**Activity:**
Scan the entries below, and for each line that includes the word "HeLa", make a copy.

----- Given data -----

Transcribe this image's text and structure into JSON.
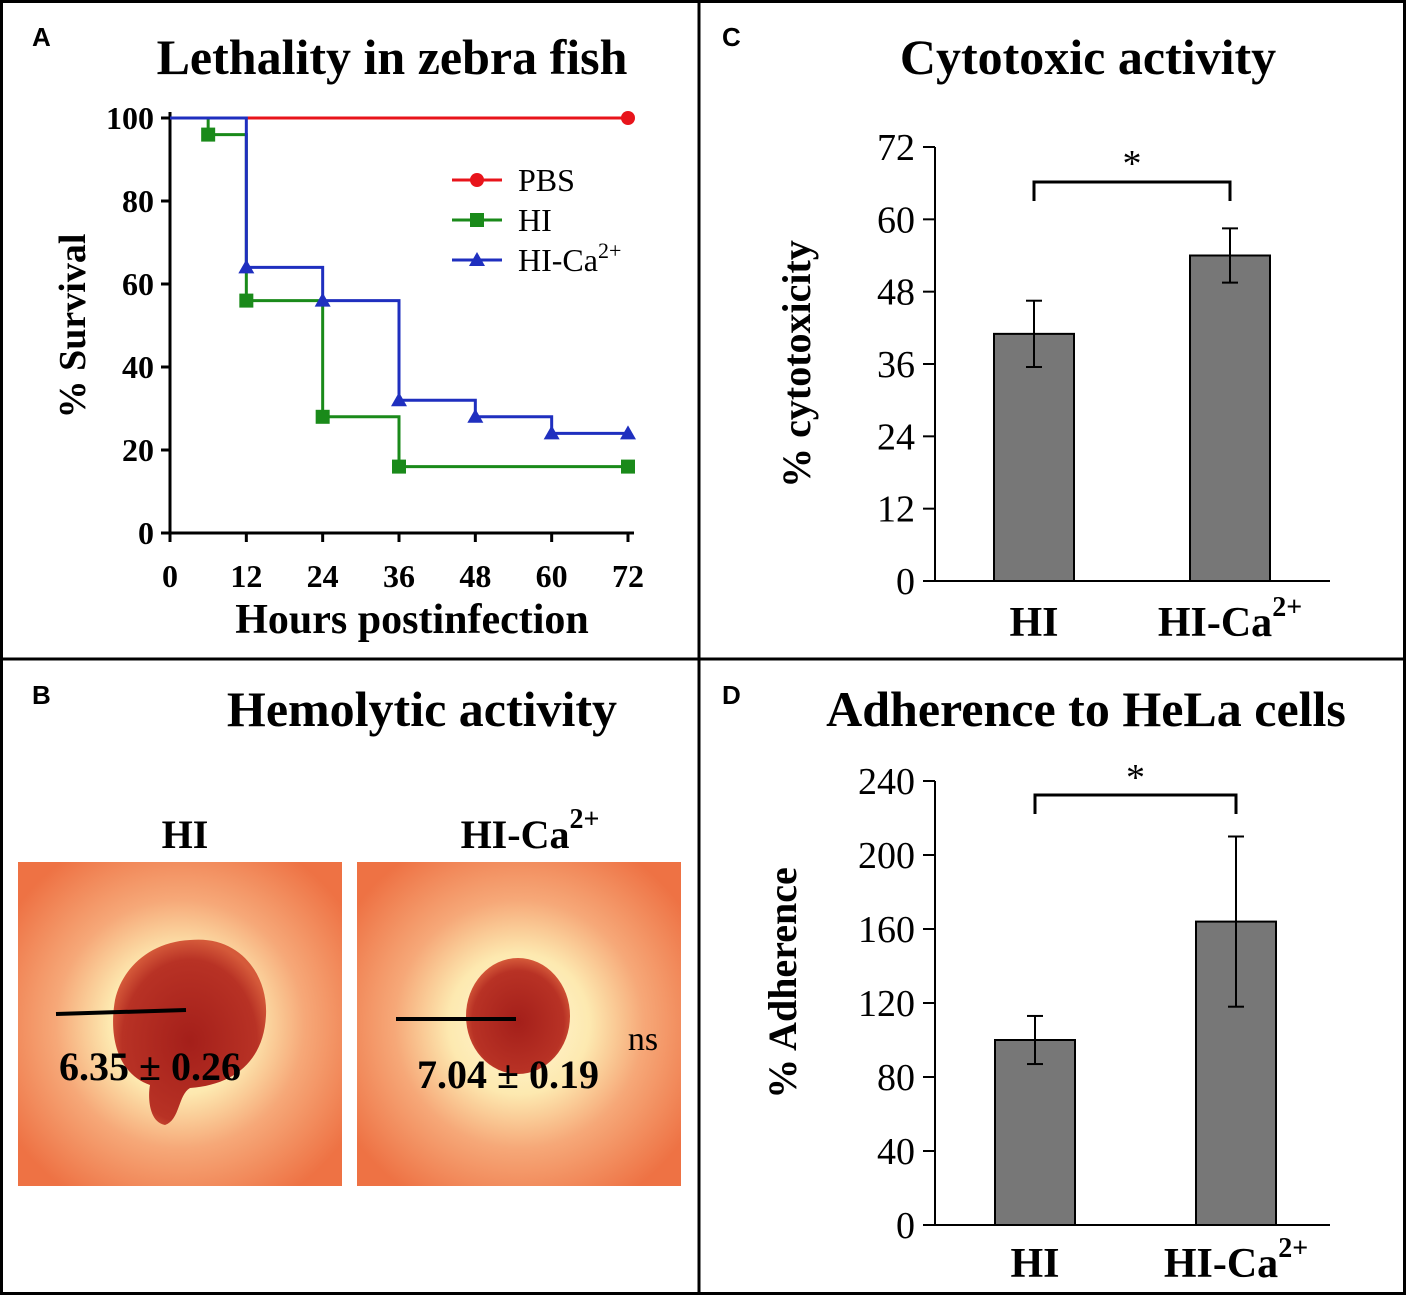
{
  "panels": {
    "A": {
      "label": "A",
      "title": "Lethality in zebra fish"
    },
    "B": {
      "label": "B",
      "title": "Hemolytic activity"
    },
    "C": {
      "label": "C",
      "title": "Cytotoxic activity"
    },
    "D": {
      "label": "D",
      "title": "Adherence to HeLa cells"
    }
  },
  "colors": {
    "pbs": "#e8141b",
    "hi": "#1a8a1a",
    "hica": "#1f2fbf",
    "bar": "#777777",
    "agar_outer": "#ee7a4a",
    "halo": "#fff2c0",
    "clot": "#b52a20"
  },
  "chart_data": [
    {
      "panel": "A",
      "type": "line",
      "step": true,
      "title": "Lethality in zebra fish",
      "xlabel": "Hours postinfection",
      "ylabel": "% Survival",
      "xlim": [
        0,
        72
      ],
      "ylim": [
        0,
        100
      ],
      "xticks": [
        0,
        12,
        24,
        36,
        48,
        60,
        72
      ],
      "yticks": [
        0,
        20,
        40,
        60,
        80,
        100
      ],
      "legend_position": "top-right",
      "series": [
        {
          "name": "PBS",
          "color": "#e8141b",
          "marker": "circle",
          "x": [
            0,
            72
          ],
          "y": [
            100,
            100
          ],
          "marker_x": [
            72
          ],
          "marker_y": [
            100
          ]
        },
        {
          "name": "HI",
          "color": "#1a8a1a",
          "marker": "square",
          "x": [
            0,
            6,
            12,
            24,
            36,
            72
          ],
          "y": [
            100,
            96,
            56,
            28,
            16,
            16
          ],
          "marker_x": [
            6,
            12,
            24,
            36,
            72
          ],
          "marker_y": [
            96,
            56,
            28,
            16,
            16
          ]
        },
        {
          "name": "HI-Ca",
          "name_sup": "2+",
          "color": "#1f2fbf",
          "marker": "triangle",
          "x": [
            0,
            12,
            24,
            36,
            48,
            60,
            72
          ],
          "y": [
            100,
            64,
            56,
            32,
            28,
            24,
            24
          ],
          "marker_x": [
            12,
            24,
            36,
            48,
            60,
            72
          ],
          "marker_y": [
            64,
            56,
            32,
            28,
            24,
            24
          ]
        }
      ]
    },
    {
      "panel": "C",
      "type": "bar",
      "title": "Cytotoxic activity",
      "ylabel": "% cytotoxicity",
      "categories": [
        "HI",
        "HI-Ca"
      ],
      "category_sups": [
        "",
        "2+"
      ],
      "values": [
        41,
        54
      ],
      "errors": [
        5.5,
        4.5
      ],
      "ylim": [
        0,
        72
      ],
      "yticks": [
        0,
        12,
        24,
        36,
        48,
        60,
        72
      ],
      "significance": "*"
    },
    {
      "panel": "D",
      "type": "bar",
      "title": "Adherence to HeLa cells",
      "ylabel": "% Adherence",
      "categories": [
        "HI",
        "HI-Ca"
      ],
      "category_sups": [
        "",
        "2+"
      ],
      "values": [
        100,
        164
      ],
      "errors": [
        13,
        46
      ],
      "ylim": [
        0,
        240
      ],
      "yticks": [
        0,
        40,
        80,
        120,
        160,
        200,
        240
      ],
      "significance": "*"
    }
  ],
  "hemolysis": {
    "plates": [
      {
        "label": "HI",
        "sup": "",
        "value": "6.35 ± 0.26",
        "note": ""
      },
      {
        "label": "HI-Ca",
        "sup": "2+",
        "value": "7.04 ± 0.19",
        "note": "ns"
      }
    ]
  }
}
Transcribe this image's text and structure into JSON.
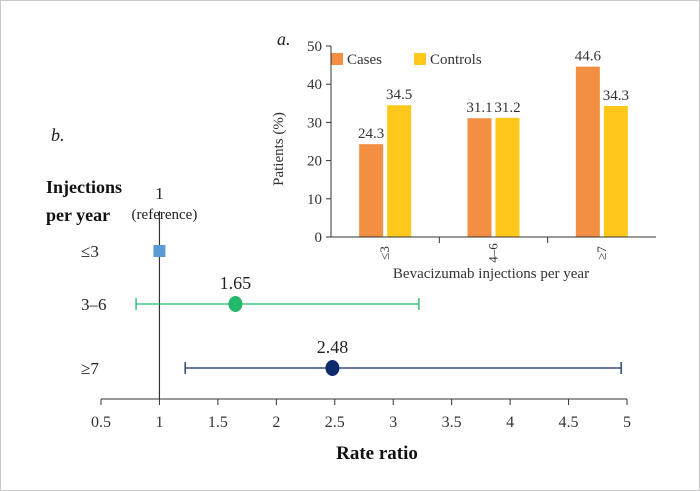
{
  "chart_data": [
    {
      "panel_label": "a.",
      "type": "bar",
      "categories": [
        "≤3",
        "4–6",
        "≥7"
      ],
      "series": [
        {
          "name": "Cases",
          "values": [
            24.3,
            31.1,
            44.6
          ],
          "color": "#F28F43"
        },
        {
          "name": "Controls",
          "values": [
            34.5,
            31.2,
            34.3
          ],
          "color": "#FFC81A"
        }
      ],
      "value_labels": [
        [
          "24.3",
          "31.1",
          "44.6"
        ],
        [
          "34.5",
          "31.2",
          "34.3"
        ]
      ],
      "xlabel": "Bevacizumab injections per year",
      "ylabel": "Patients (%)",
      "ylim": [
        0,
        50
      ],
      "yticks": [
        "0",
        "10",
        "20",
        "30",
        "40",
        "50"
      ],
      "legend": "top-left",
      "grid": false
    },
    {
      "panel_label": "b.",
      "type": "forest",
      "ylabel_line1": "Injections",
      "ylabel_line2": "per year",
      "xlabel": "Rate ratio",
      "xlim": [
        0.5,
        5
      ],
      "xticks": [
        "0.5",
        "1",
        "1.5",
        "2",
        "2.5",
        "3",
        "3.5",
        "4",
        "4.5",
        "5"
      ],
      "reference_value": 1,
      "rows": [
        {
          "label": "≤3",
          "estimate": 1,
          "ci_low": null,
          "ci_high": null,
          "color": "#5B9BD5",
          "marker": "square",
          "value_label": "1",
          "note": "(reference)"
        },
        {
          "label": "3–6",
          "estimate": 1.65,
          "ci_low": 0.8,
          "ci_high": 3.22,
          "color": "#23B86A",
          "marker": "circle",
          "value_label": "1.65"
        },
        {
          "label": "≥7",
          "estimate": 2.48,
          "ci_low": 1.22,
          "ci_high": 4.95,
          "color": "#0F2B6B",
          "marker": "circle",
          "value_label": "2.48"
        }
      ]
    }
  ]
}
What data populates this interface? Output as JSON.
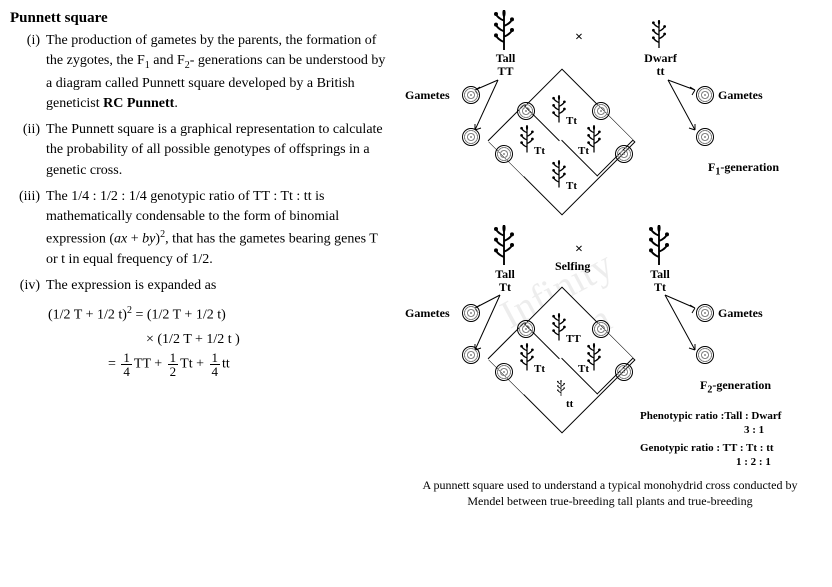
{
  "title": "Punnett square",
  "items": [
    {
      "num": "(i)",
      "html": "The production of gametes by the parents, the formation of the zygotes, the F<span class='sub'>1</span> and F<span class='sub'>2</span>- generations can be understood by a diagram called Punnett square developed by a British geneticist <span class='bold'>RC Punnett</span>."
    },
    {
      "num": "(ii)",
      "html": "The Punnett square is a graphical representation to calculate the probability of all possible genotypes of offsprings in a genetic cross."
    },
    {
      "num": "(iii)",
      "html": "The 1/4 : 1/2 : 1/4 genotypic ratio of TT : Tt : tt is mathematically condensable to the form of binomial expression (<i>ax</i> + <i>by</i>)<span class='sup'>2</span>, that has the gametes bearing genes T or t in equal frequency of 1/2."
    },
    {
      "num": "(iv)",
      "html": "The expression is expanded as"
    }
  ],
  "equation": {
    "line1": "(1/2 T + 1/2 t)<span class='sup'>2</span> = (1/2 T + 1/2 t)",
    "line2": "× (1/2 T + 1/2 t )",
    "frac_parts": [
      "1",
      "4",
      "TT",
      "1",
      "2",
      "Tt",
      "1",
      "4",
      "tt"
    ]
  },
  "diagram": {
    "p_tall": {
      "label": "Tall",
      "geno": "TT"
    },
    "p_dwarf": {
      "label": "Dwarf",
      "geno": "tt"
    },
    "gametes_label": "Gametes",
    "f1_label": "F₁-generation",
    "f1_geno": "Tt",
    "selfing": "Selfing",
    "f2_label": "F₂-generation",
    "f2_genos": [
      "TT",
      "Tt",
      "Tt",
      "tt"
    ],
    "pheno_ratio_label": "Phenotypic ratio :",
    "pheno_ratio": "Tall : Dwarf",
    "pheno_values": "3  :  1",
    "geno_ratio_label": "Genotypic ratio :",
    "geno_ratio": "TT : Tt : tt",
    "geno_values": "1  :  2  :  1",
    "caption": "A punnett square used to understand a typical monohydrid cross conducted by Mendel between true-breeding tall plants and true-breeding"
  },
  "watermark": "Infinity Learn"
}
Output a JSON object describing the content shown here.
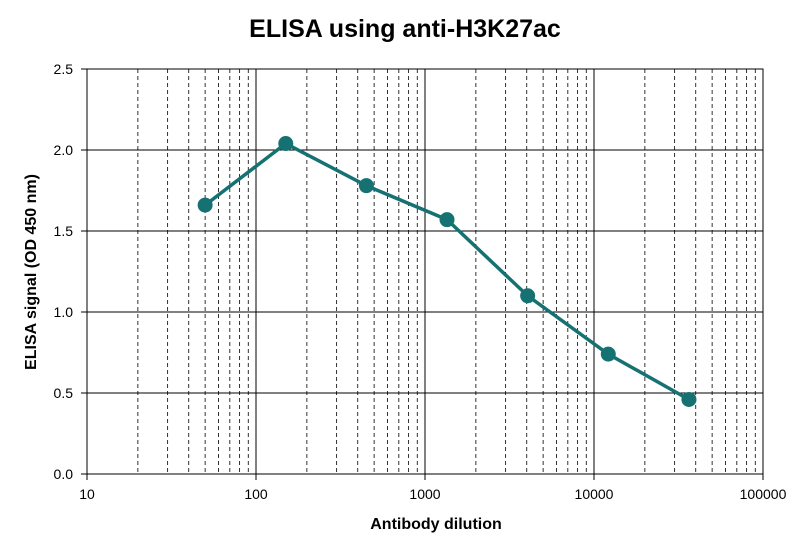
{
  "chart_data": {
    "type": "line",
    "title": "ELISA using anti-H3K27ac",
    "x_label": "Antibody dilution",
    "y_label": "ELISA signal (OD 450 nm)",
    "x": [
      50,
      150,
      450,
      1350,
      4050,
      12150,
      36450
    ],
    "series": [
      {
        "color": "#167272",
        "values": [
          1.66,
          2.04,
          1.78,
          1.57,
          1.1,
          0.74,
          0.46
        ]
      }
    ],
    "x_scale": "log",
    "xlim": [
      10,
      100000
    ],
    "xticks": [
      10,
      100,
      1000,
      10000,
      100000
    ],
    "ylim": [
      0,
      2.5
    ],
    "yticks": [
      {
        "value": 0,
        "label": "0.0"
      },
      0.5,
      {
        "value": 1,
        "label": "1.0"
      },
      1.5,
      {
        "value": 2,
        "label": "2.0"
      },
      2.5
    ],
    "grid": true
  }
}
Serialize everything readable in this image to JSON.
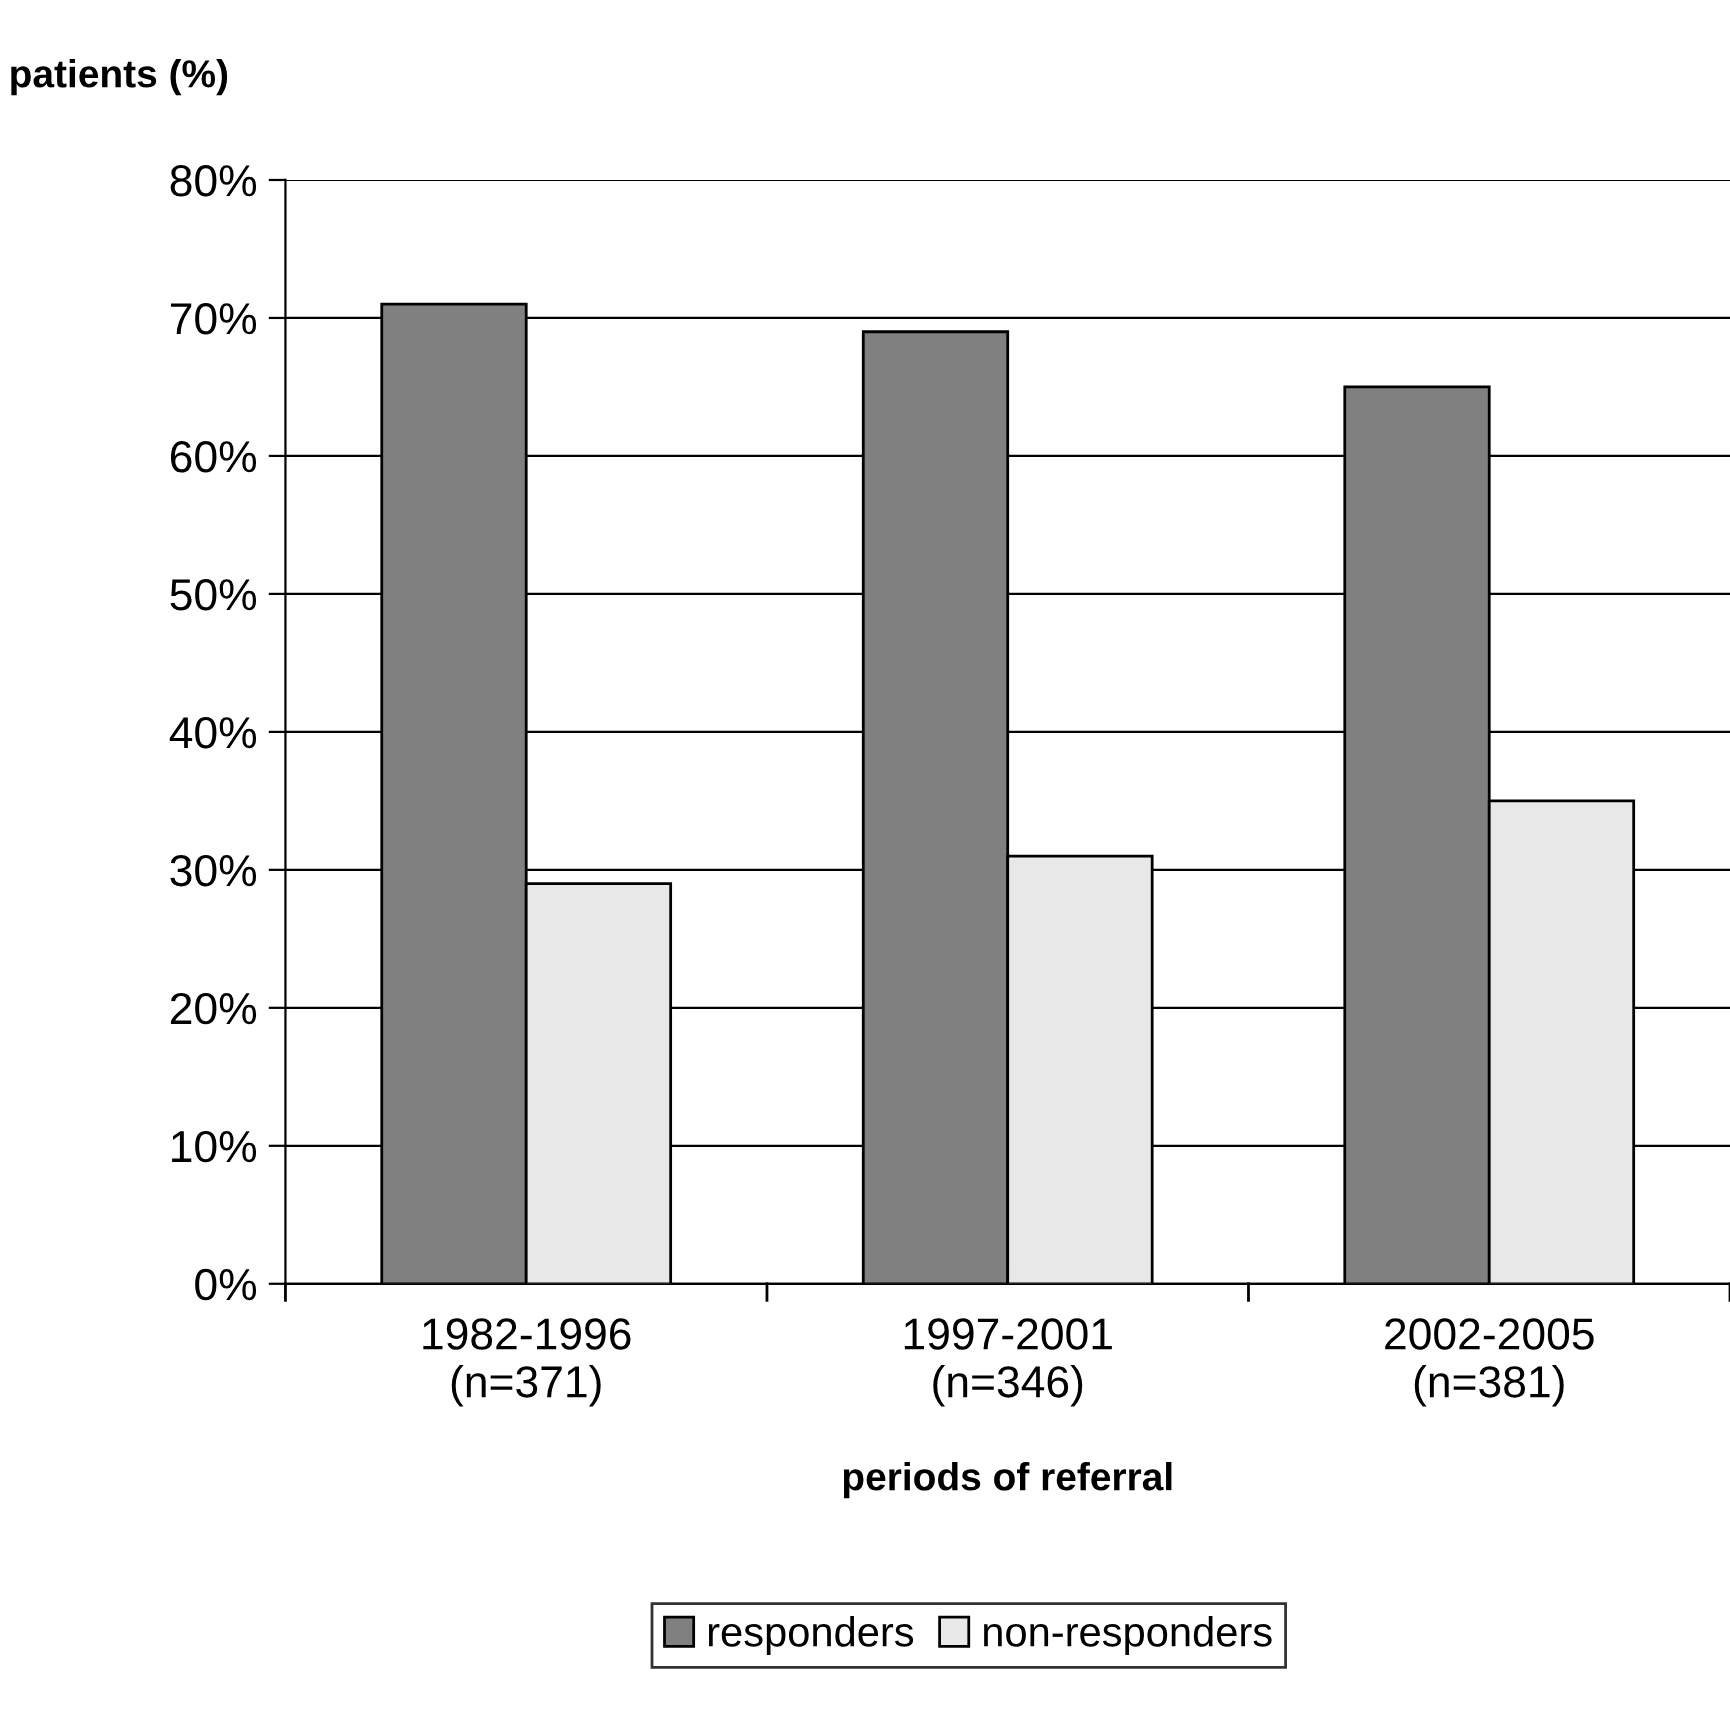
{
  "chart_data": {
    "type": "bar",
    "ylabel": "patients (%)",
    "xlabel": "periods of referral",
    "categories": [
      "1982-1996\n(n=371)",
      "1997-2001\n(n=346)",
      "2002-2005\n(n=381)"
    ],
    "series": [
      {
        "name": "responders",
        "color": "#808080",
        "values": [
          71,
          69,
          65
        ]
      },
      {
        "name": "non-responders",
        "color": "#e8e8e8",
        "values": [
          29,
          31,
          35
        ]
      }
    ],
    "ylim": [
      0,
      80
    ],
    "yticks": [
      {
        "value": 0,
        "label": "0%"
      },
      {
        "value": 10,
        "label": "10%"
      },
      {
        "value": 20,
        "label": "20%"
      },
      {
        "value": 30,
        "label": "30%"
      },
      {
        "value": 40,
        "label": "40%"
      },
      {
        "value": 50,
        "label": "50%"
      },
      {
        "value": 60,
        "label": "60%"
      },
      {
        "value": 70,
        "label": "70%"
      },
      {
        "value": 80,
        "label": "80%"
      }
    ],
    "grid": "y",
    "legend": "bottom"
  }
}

-----

**Exercise response:**
      "title": "Adherence to HeLa cells"
      "title": "Adherence to HeLa cells",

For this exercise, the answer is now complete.